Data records

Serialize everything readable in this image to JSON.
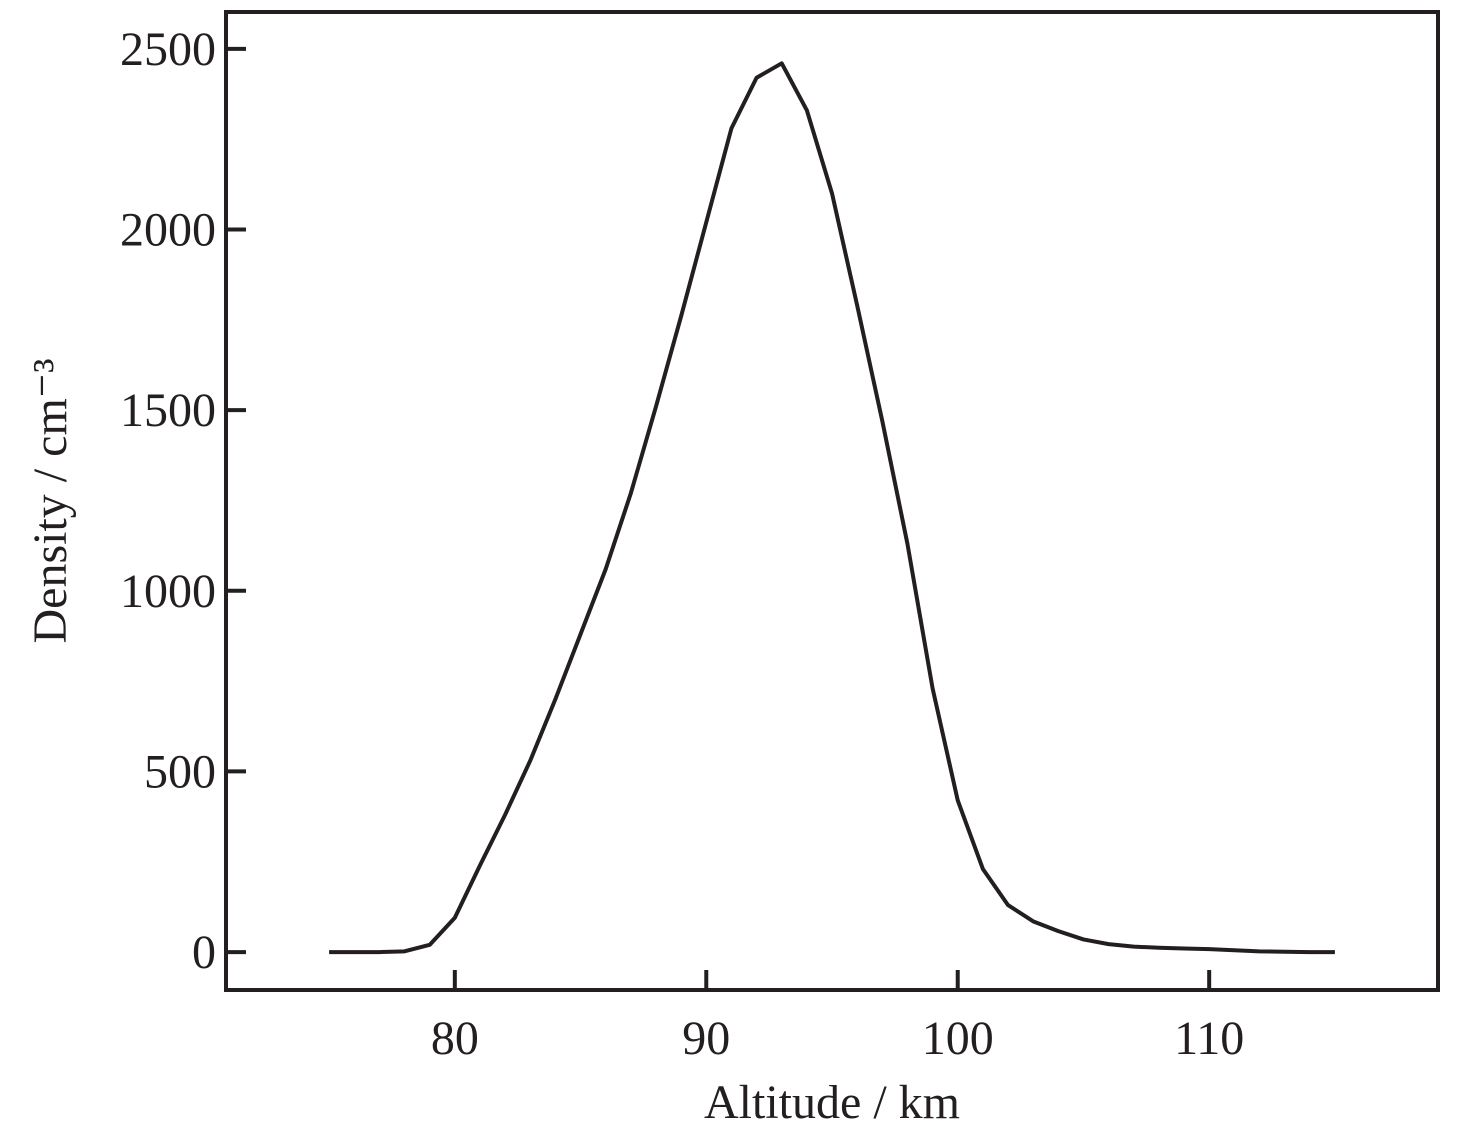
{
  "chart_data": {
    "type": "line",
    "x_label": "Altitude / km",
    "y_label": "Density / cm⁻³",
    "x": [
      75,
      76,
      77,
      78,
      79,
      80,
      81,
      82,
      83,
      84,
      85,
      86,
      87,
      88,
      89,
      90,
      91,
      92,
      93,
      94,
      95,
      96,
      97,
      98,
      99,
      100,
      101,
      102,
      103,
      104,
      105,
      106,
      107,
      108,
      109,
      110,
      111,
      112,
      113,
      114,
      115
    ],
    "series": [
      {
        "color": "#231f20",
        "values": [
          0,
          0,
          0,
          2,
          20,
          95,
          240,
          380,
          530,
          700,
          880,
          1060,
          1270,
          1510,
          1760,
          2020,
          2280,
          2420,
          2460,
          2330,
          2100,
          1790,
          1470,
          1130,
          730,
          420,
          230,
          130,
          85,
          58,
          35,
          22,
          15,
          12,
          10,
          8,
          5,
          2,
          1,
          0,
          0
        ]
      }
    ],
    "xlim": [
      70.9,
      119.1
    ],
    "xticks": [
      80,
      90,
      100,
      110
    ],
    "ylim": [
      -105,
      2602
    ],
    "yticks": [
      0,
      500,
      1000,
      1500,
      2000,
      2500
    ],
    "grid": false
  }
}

Goal of the exercise: Retype the records exactly. Any image in them should not appear in what you write.

The response:
Serialize everything readable in this image to JSON.
{
  "chart_data": {
    "type": "line",
    "x_label": "Altitude / km",
    "y_label": "Density / cm⁻³",
    "x": [
      75,
      76,
      77,
      78,
      79,
      80,
      81,
      82,
      83,
      84,
      85,
      86,
      87,
      88,
      89,
      90,
      91,
      92,
      93,
      94,
      95,
      96,
      97,
      98,
      99,
      100,
      101,
      102,
      103,
      104,
      105,
      106,
      107,
      108,
      109,
      110,
      111,
      112,
      113,
      114,
      115
    ],
    "series": [
      {
        "color": "#231f20",
        "values": [
          0,
          0,
          0,
          2,
          20,
          95,
          240,
          380,
          530,
          700,
          880,
          1060,
          1270,
          1510,
          1760,
          2020,
          2280,
          2420,
          2460,
          2330,
          2100,
          1790,
          1470,
          1130,
          730,
          420,
          230,
          130,
          85,
          58,
          35,
          22,
          15,
          12,
          10,
          8,
          5,
          2,
          1,
          0,
          0
        ]
      }
    ],
    "xlim": [
      70.9,
      119.1
    ],
    "xticks": [
      80,
      90,
      100,
      110
    ],
    "ylim": [
      -105,
      2602
    ],
    "yticks": [
      0,
      500,
      1000,
      1500,
      2000,
      2500
    ],
    "grid": false
  }
}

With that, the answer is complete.